§ EXERCISE DESCRIPTION:
Copy out the items word for word, starting at the line that contains "Localize each UI component in this 573px" and ending at the line that contains "What elements are".

§ MATERIAL SUPPLIED:
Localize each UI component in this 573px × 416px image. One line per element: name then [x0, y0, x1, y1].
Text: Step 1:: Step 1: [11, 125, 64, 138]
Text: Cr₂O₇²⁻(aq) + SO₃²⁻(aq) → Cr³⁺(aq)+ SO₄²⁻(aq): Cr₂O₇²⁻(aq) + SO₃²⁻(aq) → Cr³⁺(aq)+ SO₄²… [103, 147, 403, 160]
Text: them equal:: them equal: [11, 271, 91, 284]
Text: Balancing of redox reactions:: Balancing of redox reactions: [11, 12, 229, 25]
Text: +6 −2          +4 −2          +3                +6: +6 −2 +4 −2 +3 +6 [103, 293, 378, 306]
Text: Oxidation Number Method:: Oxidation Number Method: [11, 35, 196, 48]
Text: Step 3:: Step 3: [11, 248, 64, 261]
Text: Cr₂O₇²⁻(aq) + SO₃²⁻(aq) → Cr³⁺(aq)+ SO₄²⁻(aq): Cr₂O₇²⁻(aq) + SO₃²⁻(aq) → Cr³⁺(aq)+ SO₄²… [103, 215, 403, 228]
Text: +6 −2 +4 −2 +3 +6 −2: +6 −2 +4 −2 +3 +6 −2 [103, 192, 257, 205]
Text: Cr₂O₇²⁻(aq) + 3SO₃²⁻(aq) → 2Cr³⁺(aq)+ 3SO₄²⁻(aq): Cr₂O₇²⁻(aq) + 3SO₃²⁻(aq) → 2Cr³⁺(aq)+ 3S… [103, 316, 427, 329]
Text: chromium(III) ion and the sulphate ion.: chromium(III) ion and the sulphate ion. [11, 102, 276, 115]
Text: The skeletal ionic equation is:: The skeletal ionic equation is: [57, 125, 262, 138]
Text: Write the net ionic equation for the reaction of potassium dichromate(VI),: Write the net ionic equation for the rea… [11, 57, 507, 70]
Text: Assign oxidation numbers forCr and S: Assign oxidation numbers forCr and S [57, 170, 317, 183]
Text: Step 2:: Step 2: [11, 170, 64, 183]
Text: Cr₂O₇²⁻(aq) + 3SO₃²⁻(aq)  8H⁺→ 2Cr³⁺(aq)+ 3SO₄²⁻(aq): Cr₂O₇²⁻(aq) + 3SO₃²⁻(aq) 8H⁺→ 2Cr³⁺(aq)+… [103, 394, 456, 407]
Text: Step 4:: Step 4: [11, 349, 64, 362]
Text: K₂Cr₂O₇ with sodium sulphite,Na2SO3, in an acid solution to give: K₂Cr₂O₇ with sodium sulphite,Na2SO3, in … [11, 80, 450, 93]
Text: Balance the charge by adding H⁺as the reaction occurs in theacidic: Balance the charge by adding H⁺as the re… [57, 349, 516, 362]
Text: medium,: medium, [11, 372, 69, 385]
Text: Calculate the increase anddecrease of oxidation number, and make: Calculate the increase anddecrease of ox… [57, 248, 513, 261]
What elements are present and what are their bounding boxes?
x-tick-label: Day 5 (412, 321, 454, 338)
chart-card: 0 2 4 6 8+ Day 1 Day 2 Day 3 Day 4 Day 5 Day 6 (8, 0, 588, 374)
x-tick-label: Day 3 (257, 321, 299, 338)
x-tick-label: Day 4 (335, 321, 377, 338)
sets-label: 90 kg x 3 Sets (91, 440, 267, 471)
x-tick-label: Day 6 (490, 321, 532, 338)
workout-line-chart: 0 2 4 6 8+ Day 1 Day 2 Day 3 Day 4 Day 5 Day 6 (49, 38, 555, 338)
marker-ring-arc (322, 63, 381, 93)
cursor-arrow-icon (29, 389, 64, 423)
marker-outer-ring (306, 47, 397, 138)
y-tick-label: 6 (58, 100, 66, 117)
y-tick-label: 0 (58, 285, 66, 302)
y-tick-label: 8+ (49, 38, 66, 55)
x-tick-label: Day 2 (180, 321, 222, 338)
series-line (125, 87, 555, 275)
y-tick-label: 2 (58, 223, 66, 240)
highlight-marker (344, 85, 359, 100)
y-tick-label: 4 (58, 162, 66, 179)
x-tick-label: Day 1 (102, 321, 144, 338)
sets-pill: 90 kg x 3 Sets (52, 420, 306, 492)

...

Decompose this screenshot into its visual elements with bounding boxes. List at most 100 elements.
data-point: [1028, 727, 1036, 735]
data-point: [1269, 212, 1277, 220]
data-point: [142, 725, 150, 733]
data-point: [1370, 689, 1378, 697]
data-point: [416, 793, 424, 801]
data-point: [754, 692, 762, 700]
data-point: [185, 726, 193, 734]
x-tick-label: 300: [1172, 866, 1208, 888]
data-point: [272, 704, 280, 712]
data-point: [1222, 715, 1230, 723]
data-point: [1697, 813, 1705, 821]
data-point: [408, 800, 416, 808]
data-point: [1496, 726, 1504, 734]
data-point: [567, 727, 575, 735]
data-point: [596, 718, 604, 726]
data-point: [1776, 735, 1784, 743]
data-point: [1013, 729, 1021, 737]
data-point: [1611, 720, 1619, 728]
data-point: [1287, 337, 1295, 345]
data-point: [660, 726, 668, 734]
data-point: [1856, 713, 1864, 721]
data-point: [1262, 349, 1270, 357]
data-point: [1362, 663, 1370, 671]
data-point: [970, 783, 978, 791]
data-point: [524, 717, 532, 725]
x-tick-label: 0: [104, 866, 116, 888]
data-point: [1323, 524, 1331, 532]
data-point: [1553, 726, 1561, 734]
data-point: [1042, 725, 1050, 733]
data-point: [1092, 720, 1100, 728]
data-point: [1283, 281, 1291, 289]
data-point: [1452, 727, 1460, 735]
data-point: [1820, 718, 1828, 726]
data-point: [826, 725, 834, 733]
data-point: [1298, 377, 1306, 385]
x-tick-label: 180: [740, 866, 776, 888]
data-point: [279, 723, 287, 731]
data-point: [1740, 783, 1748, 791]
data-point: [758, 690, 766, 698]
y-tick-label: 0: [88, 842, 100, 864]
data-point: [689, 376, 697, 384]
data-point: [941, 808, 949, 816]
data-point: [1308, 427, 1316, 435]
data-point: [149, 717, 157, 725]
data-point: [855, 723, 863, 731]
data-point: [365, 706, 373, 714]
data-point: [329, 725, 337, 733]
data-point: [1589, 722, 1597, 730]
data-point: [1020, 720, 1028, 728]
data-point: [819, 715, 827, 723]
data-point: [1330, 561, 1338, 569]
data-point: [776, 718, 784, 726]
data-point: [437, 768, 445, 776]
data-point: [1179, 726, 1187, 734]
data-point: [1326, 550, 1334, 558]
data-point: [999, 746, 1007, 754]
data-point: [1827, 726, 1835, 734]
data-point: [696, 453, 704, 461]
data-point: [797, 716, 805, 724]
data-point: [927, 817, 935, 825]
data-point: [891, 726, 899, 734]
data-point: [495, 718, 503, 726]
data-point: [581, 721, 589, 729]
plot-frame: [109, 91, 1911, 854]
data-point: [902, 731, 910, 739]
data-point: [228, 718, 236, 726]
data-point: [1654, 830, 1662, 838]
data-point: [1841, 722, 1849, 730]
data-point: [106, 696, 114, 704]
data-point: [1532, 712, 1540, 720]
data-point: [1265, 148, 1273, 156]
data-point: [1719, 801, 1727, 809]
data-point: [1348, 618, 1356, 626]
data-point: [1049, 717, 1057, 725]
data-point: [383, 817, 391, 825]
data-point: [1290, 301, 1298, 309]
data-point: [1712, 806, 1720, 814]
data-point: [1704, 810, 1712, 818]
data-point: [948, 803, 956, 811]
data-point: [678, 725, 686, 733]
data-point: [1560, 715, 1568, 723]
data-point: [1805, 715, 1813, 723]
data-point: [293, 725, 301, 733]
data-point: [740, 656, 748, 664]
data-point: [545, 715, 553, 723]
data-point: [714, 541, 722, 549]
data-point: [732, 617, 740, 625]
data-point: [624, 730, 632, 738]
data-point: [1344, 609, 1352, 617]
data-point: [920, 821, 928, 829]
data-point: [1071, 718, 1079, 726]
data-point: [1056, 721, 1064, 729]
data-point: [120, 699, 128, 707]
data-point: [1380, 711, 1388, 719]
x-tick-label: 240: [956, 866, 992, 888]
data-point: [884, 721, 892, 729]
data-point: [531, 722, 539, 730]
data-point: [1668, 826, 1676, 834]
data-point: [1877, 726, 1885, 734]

==

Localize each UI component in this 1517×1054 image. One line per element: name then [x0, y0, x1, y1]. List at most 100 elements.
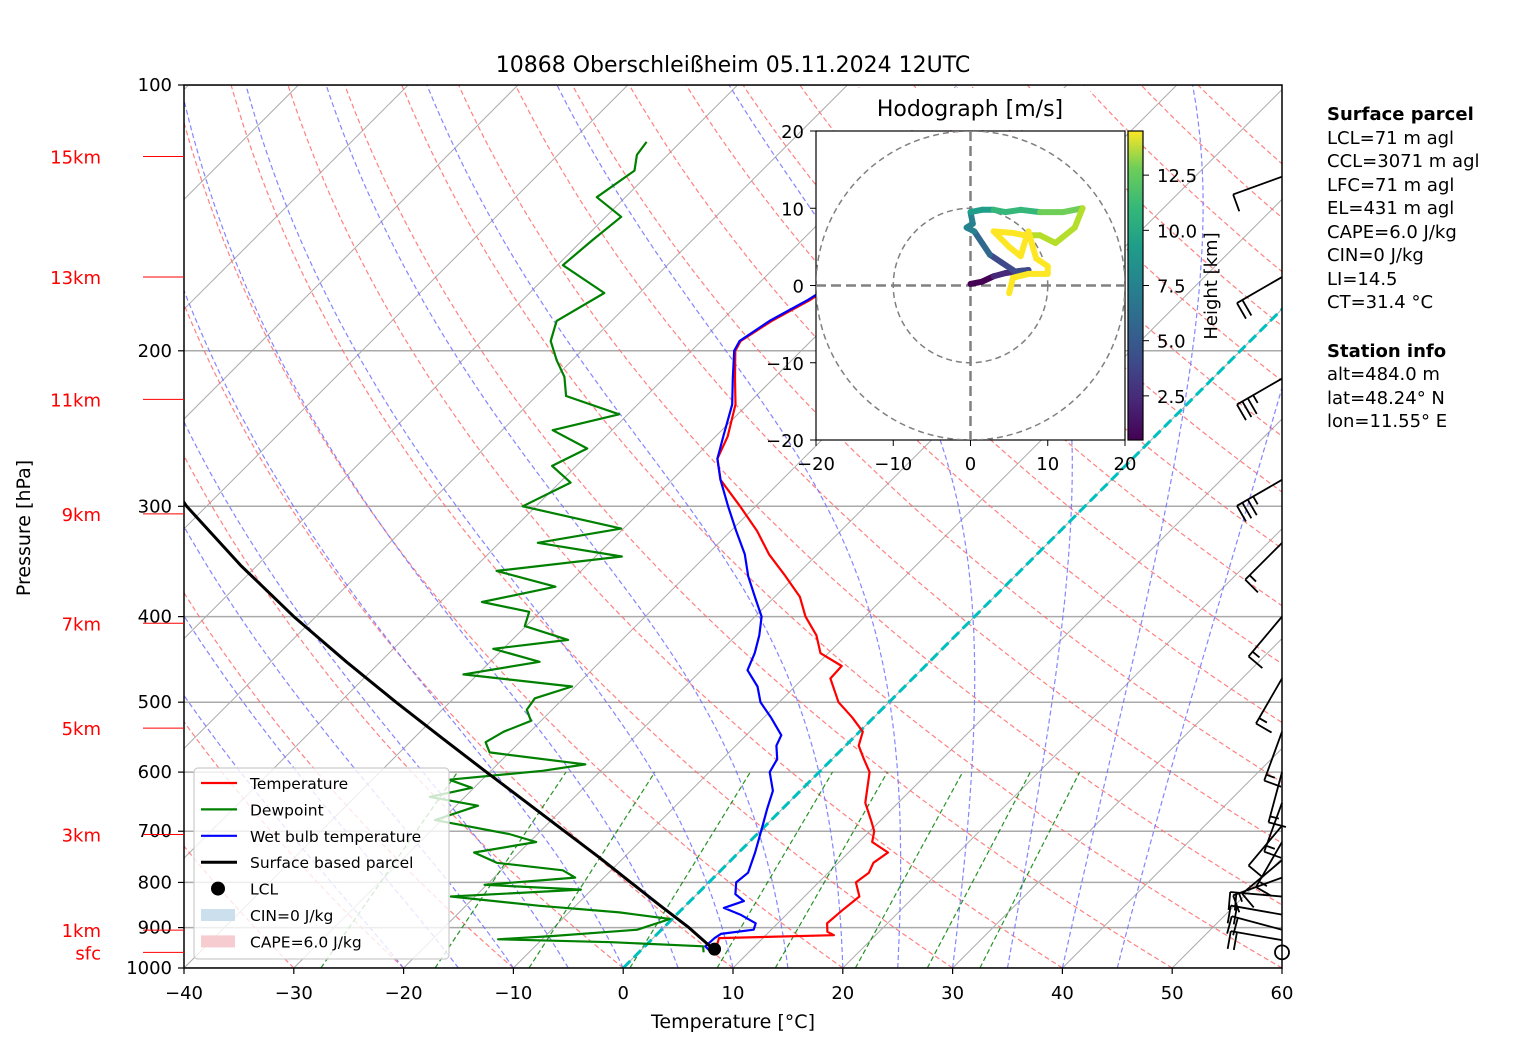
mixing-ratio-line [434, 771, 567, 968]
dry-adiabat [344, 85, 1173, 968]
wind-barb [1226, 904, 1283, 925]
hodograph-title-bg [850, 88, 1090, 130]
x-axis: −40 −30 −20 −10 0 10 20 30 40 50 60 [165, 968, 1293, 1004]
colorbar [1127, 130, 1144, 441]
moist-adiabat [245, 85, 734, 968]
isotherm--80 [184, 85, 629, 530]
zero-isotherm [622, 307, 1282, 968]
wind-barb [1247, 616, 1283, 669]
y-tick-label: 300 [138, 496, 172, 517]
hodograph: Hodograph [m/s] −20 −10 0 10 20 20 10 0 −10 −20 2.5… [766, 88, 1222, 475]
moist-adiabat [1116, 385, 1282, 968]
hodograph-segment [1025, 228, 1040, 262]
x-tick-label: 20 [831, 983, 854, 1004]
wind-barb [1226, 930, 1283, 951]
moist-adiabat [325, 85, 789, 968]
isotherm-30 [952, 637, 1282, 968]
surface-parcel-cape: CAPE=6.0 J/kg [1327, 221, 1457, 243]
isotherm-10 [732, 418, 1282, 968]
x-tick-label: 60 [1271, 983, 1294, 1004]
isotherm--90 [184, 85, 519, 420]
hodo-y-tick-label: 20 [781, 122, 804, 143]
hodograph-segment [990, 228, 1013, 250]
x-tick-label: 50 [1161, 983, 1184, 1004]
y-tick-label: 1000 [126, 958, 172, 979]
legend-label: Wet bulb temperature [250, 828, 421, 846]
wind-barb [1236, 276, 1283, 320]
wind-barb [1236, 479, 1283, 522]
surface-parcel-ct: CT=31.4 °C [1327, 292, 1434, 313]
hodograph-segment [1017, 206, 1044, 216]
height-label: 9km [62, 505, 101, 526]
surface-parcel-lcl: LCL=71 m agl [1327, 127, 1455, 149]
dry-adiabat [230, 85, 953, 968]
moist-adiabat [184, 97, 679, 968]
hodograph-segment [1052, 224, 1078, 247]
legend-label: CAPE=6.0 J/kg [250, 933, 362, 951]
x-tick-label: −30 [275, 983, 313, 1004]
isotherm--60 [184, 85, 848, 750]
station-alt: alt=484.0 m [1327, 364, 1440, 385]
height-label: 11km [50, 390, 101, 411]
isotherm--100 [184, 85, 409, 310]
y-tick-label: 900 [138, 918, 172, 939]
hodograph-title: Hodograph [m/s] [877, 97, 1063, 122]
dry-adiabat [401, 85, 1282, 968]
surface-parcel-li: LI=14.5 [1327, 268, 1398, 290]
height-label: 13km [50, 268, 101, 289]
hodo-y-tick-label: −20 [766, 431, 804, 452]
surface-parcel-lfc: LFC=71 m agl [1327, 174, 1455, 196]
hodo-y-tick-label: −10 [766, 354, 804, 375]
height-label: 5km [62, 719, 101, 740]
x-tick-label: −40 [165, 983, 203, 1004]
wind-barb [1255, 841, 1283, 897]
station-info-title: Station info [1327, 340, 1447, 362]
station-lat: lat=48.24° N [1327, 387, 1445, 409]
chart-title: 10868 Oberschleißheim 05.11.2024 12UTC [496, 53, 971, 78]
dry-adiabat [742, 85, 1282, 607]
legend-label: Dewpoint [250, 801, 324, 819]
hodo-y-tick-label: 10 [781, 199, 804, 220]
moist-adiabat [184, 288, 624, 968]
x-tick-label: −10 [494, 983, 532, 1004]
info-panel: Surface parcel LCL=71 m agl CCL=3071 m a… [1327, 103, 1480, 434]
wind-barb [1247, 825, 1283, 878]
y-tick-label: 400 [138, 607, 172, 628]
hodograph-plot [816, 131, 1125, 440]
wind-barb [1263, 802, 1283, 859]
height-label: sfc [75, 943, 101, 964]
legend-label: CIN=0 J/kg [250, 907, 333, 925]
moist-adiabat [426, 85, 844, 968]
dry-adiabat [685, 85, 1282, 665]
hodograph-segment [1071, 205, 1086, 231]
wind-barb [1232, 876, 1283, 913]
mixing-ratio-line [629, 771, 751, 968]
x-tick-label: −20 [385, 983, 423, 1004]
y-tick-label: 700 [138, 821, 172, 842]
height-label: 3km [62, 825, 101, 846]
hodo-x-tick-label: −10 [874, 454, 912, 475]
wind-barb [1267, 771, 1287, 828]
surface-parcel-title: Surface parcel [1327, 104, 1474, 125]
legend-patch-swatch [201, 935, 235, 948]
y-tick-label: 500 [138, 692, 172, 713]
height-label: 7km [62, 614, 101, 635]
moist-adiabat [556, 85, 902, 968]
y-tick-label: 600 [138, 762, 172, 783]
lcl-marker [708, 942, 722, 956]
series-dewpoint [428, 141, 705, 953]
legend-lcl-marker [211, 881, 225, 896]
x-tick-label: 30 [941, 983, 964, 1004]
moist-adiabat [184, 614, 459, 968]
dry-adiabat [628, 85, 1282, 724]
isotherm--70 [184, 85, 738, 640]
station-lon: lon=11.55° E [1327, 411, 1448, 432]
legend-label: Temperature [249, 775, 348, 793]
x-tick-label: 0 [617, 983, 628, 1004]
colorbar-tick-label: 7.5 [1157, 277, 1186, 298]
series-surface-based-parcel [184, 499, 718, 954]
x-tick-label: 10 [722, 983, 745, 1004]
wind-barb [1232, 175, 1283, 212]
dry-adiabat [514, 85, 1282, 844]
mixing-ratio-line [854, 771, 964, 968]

§ EXPECTED ANSWER:
Localize each UI component in this 573px × 416px image. One line per element: name then [x0, y0, x1, y1].
Text: Step 1:: Step 1: [11, 125, 64, 138]
Text: Cr₂O₇²⁻(aq) + SO₃²⁻(aq) → Cr³⁺(aq)+ SO₄²⁻(aq): Cr₂O₇²⁻(aq) + SO₃²⁻(aq) → Cr³⁺(aq)+ SO₄²… [103, 147, 403, 160]
Text: them equal:: them equal: [11, 271, 91, 284]
Text: Balancing of redox reactions:: Balancing of redox reactions: [11, 12, 229, 25]
Text: +6 −2          +4 −2          +3                +6: +6 −2 +4 −2 +3 +6 [103, 293, 378, 306]
Text: Oxidation Number Method:: Oxidation Number Method: [11, 35, 196, 48]
Text: Step 3:: Step 3: [11, 248, 64, 261]
Text: Cr₂O₇²⁻(aq) + SO₃²⁻(aq) → Cr³⁺(aq)+ SO₄²⁻(aq): Cr₂O₇²⁻(aq) + SO₃²⁻(aq) → Cr³⁺(aq)+ SO₄²… [103, 215, 403, 228]
Text: +6 −2 +4 −2 +3 +6 −2: +6 −2 +4 −2 +3 +6 −2 [103, 192, 257, 205]
Text: Cr₂O₇²⁻(aq) + 3SO₃²⁻(aq) → 2Cr³⁺(aq)+ 3SO₄²⁻(aq): Cr₂O₇²⁻(aq) + 3SO₃²⁻(aq) → 2Cr³⁺(aq)+ 3S… [103, 316, 427, 329]
Text: chromium(III) ion and the sulphate ion.: chromium(III) ion and the sulphate ion. [11, 102, 276, 115]
Text: The skeletal ionic equation is:: The skeletal ionic equation is: [57, 125, 262, 138]
Text: Write the net ionic equation for the reaction of potassium dichromate(VI),: Write the net ionic equation for the rea… [11, 57, 507, 70]
Text: Assign oxidation numbers forCr and S: Assign oxidation numbers forCr and S [57, 170, 317, 183]
Text: Step 2:: Step 2: [11, 170, 64, 183]
Text: Cr₂O₇²⁻(aq) + 3SO₃²⁻(aq)  8H⁺→ 2Cr³⁺(aq)+ 3SO₄²⁻(aq): Cr₂O₇²⁻(aq) + 3SO₃²⁻(aq) 8H⁺→ 2Cr³⁺(aq)+… [103, 394, 456, 407]
Text: Step 4:: Step 4: [11, 349, 64, 362]
Text: K₂Cr₂O₇ with sodium sulphite,Na2SO3, in an acid solution to give: K₂Cr₂O₇ with sodium sulphite,Na2SO3, in … [11, 80, 450, 93]
Text: Balance the charge by adding H⁺as the reaction occurs in theacidic: Balance the charge by adding H⁺as the re… [57, 349, 516, 362]
Text: medium,: medium, [11, 372, 69, 385]
Text: Calculate the increase anddecrease of oxidation number, and make: Calculate the increase anddecrease of ox… [57, 248, 513, 261]
What elements are present and what are their bounding boxes?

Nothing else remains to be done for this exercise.